- PROBLEM REQUIREMENTS -
Scan the entries below for the word "прорыва". Copy each line that has it.

begin DATA SUPPLIED

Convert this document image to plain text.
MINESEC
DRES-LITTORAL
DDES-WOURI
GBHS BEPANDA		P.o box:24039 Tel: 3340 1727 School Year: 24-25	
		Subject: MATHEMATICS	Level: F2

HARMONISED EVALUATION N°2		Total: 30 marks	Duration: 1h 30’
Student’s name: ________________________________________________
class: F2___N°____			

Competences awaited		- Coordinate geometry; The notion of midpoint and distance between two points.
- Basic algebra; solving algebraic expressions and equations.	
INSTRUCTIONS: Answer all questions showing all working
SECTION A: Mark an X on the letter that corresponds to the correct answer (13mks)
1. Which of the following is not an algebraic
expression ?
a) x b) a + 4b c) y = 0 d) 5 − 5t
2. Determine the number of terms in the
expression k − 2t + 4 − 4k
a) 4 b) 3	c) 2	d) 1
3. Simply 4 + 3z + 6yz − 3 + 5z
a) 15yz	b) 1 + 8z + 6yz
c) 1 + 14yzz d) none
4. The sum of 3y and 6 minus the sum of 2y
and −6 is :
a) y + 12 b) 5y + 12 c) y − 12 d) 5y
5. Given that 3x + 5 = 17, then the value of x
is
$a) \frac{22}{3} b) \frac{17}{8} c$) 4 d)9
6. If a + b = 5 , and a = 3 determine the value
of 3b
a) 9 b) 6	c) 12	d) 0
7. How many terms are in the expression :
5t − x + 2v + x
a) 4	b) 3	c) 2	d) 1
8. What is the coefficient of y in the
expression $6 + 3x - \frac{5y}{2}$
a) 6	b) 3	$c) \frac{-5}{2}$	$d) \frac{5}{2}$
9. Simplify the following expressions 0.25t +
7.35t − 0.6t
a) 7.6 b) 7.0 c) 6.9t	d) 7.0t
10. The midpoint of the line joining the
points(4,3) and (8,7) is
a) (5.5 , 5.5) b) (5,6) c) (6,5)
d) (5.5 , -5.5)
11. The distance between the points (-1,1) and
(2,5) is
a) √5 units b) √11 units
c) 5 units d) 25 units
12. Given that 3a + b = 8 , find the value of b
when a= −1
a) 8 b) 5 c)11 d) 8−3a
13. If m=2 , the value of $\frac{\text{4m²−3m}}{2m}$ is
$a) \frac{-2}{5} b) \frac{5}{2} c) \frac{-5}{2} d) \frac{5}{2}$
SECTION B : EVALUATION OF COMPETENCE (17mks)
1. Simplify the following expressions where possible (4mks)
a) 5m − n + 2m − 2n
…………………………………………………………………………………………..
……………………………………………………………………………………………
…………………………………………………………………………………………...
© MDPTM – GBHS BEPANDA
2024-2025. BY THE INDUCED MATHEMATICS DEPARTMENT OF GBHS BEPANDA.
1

end DATA SUPPLIED
begin DATA SUPPLIED

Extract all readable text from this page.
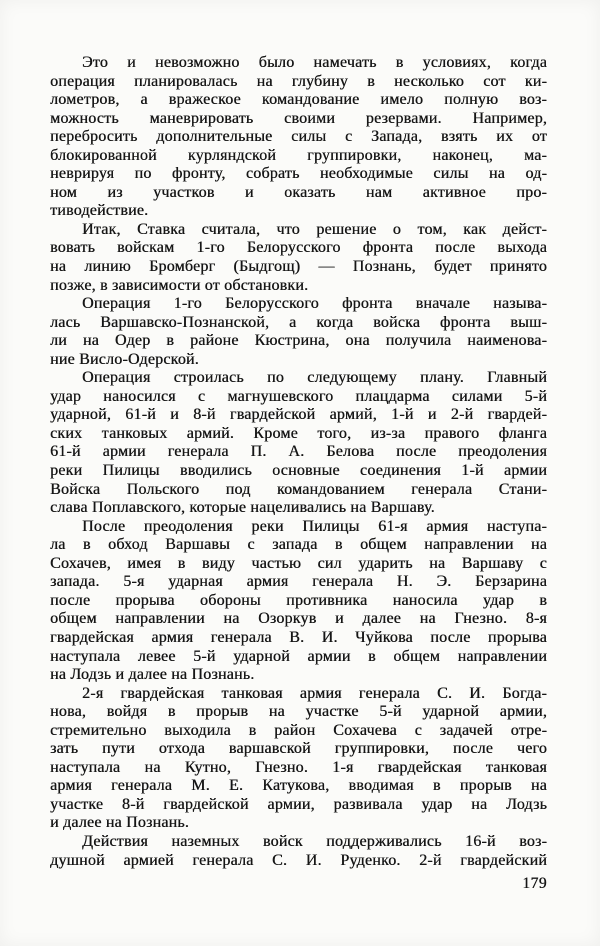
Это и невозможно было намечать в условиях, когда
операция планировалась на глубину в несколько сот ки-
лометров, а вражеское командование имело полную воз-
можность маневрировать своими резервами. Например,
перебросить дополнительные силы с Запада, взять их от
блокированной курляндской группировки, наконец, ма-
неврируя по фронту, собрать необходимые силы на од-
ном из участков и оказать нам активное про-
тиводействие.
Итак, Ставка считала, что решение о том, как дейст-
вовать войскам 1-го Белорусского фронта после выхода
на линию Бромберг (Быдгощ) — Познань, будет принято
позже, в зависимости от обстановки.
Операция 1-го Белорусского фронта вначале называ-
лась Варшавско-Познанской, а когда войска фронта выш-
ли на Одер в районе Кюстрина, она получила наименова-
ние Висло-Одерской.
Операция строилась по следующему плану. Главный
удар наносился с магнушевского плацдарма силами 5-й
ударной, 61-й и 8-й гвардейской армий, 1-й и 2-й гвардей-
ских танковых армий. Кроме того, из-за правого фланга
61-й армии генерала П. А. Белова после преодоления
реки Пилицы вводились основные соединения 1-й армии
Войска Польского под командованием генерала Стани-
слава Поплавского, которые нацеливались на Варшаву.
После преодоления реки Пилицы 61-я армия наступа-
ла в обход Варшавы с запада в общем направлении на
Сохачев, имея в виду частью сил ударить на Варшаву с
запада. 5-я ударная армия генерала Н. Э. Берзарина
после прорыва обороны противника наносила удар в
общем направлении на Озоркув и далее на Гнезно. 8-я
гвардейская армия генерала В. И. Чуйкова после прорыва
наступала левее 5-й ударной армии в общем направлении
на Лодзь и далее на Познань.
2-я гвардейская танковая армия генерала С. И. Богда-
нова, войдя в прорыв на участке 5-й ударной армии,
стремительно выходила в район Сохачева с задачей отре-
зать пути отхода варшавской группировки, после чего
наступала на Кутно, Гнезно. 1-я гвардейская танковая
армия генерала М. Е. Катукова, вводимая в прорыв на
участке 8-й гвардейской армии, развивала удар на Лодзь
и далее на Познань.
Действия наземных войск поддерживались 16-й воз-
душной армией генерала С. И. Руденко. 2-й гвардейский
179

end DATA SUPPLIED
begin DATA SUPPLIED

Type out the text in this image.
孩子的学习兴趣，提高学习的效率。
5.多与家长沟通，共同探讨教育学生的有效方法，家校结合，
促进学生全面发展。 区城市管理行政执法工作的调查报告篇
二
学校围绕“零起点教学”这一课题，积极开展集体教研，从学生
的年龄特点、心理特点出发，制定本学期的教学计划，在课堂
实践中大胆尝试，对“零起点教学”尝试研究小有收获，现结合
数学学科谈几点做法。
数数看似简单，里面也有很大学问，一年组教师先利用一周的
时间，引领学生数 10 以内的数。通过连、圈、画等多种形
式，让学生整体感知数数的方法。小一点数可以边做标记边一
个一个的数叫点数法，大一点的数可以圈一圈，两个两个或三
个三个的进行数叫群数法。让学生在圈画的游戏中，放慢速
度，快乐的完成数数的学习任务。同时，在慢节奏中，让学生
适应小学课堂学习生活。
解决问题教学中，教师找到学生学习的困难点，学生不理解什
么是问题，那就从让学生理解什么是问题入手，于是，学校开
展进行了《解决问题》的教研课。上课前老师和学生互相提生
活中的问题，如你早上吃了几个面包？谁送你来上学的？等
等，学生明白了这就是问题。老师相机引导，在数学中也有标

end DATA SUPPLIED

- RESPONSE TO THIS TASK -
после прорыва обороны противника наносила удар в
гвардейская армия генерала В. И. Чуйкова после прорыва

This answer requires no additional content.